=== Your instructions ===
Scan the records for the string "плечи"; copy each line where it occurs.

=== Material ===
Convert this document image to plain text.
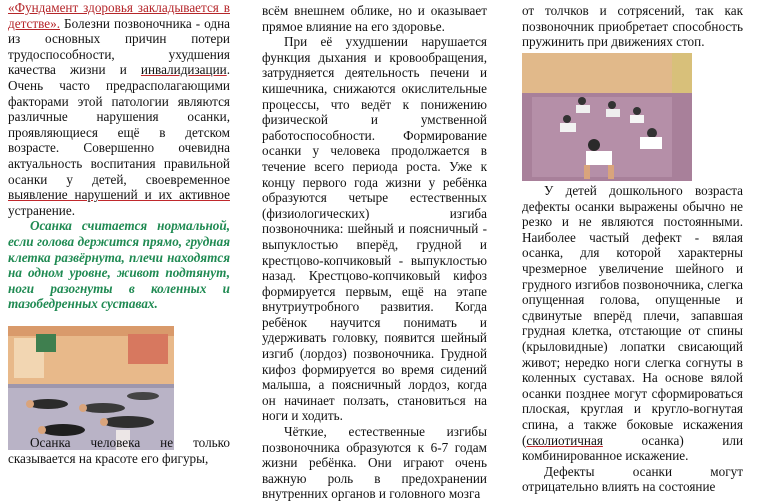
«Фундамент здоровья закладывается в детстве». Болезни позвоночника - одна из основных причин потери трудоспособности, ухудшения качества жизни и инвалидизации. Очень часто предрасполагающими факторами этой патологии являются различные нарушения осанки, проявляющиеся ещё в детском возрасте. Совершенно очевидна актуальность воспитания правильной осанки у детей, своевременное выявление нарушений и их активное устранение.

Осанка считается нормальной, если голова держится прямо, грудная клетка развёрнута, плечи находятся на одном уровне, живот подтянут, ноги разогнуты в коленных и тазобедренных суставах.

Осанка человека не только сказывается на красоте его фигуры,

всём внешнем облике, но и оказывает прямое влияние на его здоровье.

При её ухудшении нарушается функция дыхания и кровообращения, затрудняется деятельность печени и кишечника, снижаются окислительные процессы, что ведёт к понижению физической и умственной работоспособности. Формирование осанки у человека продолжается в течение всего периода роста. Уже к концу первого года жизни у ребёнка образуются четыре естественных (физиологических) изгиба позвоночника: шейный и поясничный - выпуклостью вперёд, грудной и крестцово-копчиковый - выпуклостью назад. Крестцово-копчиковый кифоз формируется первым, ещё на этапе внутриутробного развития. Когда ребёнок научится понимать и удерживать головку, появится шейный изгиб (лордоз) позвоночника. Грудной кифоз формируется во время сидений малыша, а поясничный лордоз, когда он начинает ползать, становиться на ноги и ходить.

Чёткие, естественные изгибы позвоночника образуются к 6-7 годам жизни ребёнка. Они играют очень важную роль в предохранении внутренних органов и головного мозга

от толчков и сотрясений, так как позвоночник приобретает способность пружинить при движениях стоп.

У детей дошкольного возраста дефекты осанки выражены обычно не резко и не являются постоянными. Наиболее частый дефект - вялая осанка, для которой характерны чрезмерное увеличение шейного и грудного изгибов позвоночника, слегка опущенная голова, опущенные и сдвинутые вперёд плечи, запавшая грудная клетка, отстающие от спины (крыловидные) лопатки свисающий живот; нередко ноги слегка согнуты в коленных суставах. На основе вялой осанки позднее могут сформироваться плоская, круглая и кругло-вогнутая спина, а также боковые искажения (сколиотичная осанка) или комбинированное искажение.

Дефекты осанки могут отрицательно влиять на состояние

=== Answer to the exercise ===
Осанка считается нормальной, если голова держится прямо, грудная клетка развёрнута, плечи находятся на одном уровне, живот подтянут, ноги разогнуты в коленных и тазобедренных суставах.
У детей дошкольного возраста дефекты осанки выражены обычно не резко и не являются постоянными. Наиболее частый дефект - вялая осанка, для которой характерны чрезмерное увеличение шейного и грудного изгибов позвоночника, слегка опущенная голова, опущенные и сдвинутые вперёд плечи, запавшая грудная клетка, отстающие от спины (крыловидные) лопатки свисающий живот; нередко ноги слегка согнуты в коленных суставах. На основе вялой осанки позднее могут сформироваться плоская, круглая и кругло-вогнутая спина, а также боковые искажения (сколиотичная осанка) или комбинированное искажение.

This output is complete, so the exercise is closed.